- **AIM OF THE TASK**:
Copy the data that follows, character for character, minus the pictures.

- **SUPPLIED DATA**:
[Begin]

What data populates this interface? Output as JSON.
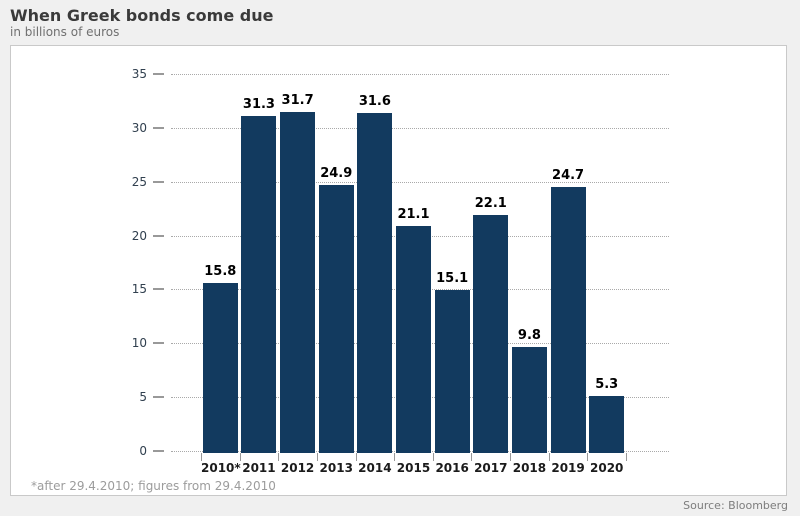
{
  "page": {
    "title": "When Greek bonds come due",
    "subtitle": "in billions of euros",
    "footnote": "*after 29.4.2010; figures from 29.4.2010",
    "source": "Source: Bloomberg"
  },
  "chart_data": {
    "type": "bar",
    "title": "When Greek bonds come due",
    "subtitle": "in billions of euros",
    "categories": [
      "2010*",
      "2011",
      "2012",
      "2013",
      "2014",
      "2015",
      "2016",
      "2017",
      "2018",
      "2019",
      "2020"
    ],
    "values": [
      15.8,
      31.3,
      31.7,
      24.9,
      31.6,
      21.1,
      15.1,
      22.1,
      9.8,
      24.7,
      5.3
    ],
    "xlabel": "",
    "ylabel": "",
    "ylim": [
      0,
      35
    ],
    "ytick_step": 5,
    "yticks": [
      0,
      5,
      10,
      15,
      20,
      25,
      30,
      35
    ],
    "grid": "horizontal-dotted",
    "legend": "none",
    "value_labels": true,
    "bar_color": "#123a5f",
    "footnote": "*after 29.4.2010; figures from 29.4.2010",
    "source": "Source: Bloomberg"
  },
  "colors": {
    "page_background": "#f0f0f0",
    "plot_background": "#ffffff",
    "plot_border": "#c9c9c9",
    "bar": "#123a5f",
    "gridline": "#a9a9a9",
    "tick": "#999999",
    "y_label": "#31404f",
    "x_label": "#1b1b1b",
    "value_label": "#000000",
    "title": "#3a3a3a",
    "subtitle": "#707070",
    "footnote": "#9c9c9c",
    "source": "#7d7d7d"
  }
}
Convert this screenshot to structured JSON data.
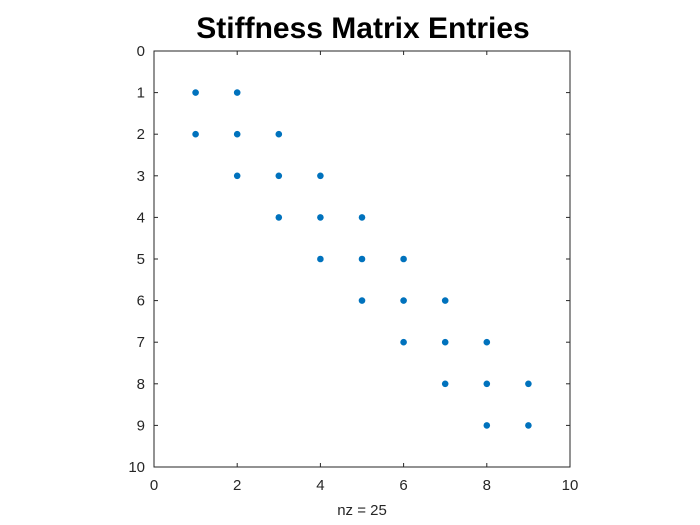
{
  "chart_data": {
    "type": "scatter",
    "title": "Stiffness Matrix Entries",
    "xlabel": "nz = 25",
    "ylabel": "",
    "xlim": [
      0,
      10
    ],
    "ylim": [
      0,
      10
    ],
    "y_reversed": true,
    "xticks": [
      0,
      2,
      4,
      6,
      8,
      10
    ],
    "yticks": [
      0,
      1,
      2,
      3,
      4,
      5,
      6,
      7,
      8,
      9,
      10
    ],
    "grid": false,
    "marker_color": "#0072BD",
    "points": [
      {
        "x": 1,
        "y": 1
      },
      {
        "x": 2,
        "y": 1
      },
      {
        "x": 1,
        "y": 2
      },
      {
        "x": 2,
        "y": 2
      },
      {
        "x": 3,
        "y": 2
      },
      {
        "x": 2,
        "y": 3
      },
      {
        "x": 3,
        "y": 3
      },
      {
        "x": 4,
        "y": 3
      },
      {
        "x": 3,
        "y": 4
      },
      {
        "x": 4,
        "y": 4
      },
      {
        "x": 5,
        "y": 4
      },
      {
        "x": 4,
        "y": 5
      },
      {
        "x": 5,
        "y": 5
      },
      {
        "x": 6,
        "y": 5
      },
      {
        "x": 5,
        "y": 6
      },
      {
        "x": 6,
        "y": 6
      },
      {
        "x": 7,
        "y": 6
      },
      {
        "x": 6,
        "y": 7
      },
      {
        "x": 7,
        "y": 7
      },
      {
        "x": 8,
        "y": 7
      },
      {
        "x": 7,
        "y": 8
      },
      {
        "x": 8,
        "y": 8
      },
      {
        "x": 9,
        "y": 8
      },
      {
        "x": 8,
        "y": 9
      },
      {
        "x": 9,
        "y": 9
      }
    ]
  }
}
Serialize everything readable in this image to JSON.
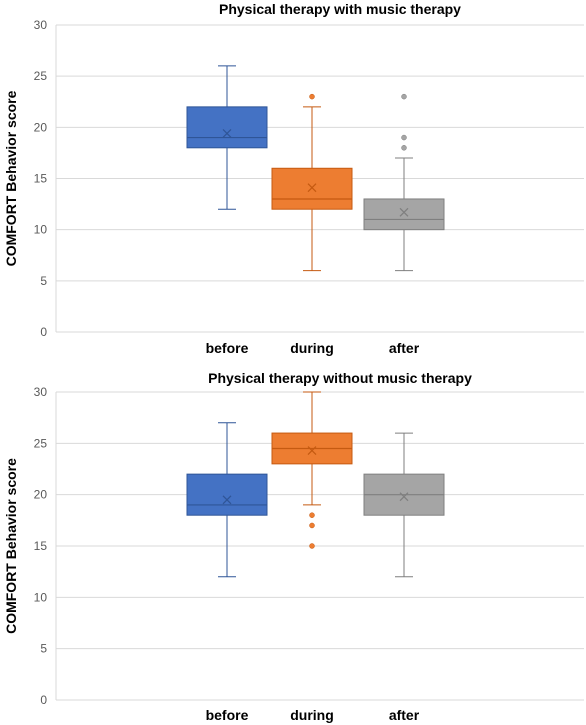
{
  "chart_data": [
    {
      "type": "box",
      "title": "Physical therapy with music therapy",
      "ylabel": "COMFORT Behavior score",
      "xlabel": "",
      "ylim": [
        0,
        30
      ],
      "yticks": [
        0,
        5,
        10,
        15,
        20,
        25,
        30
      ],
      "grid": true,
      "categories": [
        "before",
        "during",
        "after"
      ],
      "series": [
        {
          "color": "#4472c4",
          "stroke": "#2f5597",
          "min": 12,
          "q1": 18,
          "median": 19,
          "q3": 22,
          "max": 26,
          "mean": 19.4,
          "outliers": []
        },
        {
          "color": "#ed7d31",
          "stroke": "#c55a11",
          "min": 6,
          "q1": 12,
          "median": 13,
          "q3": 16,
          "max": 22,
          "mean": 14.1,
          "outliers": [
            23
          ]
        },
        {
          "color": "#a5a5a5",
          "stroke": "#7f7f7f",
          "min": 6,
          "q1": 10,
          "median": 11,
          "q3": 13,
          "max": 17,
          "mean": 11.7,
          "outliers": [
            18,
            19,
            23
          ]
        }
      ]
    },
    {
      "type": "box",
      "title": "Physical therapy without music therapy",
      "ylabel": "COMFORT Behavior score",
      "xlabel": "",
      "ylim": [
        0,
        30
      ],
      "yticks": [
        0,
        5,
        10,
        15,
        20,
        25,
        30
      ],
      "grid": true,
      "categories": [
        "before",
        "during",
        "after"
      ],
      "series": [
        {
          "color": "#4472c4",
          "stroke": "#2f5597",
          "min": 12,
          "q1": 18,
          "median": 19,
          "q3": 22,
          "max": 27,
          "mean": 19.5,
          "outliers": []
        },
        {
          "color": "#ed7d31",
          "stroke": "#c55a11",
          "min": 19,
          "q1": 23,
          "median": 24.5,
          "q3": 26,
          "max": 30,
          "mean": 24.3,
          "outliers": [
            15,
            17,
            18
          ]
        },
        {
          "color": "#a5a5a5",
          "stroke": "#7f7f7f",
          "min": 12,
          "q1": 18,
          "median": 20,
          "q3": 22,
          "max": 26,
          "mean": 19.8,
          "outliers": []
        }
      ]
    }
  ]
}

[End]

- **WRITTEN SOLUTION**:
What data populates this interface? Output as JSON.
{
  "page": {
    "title": "When Greek bonds come due",
    "subtitle": "in billions of euros",
    "footnote": "*after 29.4.2010; figures from 29.4.2010",
    "source": "Source: Bloomberg"
  },
  "chart_data": {
    "type": "bar",
    "title": "When Greek bonds come due",
    "subtitle": "in billions of euros",
    "categories": [
      "2010*",
      "2011",
      "2012",
      "2013",
      "2014",
      "2015",
      "2016",
      "2017",
      "2018",
      "2019",
      "2020"
    ],
    "values": [
      15.8,
      31.3,
      31.7,
      24.9,
      31.6,
      21.1,
      15.1,
      22.1,
      9.8,
      24.7,
      5.3
    ],
    "xlabel": "",
    "ylabel": "",
    "ylim": [
      0,
      35
    ],
    "ytick_step": 5,
    "yticks": [
      0,
      5,
      10,
      15,
      20,
      25,
      30,
      35
    ],
    "grid": "horizontal-dotted",
    "legend": "none",
    "value_labels": true,
    "bar_color": "#123a5f",
    "footnote": "*after 29.4.2010; figures from 29.4.2010",
    "source": "Source: Bloomberg"
  },
  "colors": {
    "page_background": "#f0f0f0",
    "plot_background": "#ffffff",
    "plot_border": "#c9c9c9",
    "bar": "#123a5f",
    "gridline": "#a9a9a9",
    "tick": "#999999",
    "y_label": "#31404f",
    "x_label": "#1b1b1b",
    "value_label": "#000000",
    "title": "#3a3a3a",
    "subtitle": "#707070",
    "footnote": "#9c9c9c",
    "source": "#7d7d7d"
  }
}
Convert this screenshot to structured JSON data.
{
  "chart_data": {
    "type": "scatter",
    "title": "Stiffness Matrix Entries",
    "xlabel": "nz = 25",
    "ylabel": "",
    "xlim": [
      0,
      10
    ],
    "ylim": [
      0,
      10
    ],
    "y_reversed": true,
    "xticks": [
      0,
      2,
      4,
      6,
      8,
      10
    ],
    "yticks": [
      0,
      1,
      2,
      3,
      4,
      5,
      6,
      7,
      8,
      9,
      10
    ],
    "grid": false,
    "marker_color": "#0072BD",
    "points": [
      {
        "x": 1,
        "y": 1
      },
      {
        "x": 2,
        "y": 1
      },
      {
        "x": 1,
        "y": 2
      },
      {
        "x": 2,
        "y": 2
      },
      {
        "x": 3,
        "y": 2
      },
      {
        "x": 2,
        "y": 3
      },
      {
        "x": 3,
        "y": 3
      },
      {
        "x": 4,
        "y": 3
      },
      {
        "x": 3,
        "y": 4
      },
      {
        "x": 4,
        "y": 4
      },
      {
        "x": 5,
        "y": 4
      },
      {
        "x": 4,
        "y": 5
      },
      {
        "x": 5,
        "y": 5
      },
      {
        "x": 6,
        "y": 5
      },
      {
        "x": 5,
        "y": 6
      },
      {
        "x": 6,
        "y": 6
      },
      {
        "x": 7,
        "y": 6
      },
      {
        "x": 6,
        "y": 7
      },
      {
        "x": 7,
        "y": 7
      },
      {
        "x": 8,
        "y": 7
      },
      {
        "x": 7,
        "y": 8
      },
      {
        "x": 8,
        "y": 8
      },
      {
        "x": 9,
        "y": 8
      },
      {
        "x": 8,
        "y": 9
      },
      {
        "x": 9,
        "y": 9
      }
    ]
  }
}
Serialize everything readable in this image to JSON.
{
  "chart_data": [
    {
      "type": "box",
      "title": "Physical therapy with music therapy",
      "ylabel": "COMFORT Behavior score",
      "xlabel": "",
      "ylim": [
        0,
        30
      ],
      "yticks": [
        0,
        5,
        10,
        15,
        20,
        25,
        30
      ],
      "grid": true,
      "categories": [
        "before",
        "during",
        "after"
      ],
      "series": [
        {
          "color": "#4472c4",
          "stroke": "#2f5597",
          "min": 12,
          "q1": 18,
          "median": 19,
          "q3": 22,
          "max": 26,
          "mean": 19.4,
          "outliers": []
        },
        {
          "color": "#ed7d31",
          "stroke": "#c55a11",
          "min": 6,
          "q1": 12,
          "median": 13,
          "q3": 16,
          "max": 22,
          "mean": 14.1,
          "outliers": [
            23
          ]
        },
        {
          "color": "#a5a5a5",
          "stroke": "#7f7f7f",
          "min": 6,
          "q1": 10,
          "median": 11,
          "q3": 13,
          "max": 17,
          "mean": 11.7,
          "outliers": [
            18,
            19,
            23
          ]
        }
      ]
    },
    {
      "type": "box",
      "title": "Physical therapy without music therapy",
      "ylabel": "COMFORT Behavior score",
      "xlabel": "",
      "ylim": [
        0,
        30
      ],
      "yticks": [
        0,
        5,
        10,
        15,
        20,
        25,
        30
      ],
      "grid": true,
      "categories": [
        "before",
        "during",
        "after"
      ],
      "series": [
        {
          "color": "#4472c4",
          "stroke": "#2f5597",
          "min": 12,
          "q1": 18,
          "median": 19,
          "q3": 22,
          "max": 27,
          "mean": 19.5,
          "outliers": []
        },
        {
          "color": "#ed7d31",
          "stroke": "#c55a11",
          "min": 19,
          "q1": 23,
          "median": 24.5,
          "q3": 26,
          "max": 30,
          "mean": 24.3,
          "outliers": [
            15,
            17,
            18
          ]
        },
        {
          "color": "#a5a5a5",
          "stroke": "#7f7f7f",
          "min": 12,
          "q1": 18,
          "median": 20,
          "q3": 22,
          "max": 26,
          "mean": 19.8,
          "outliers": []
        }
      ]
    }
  ]
}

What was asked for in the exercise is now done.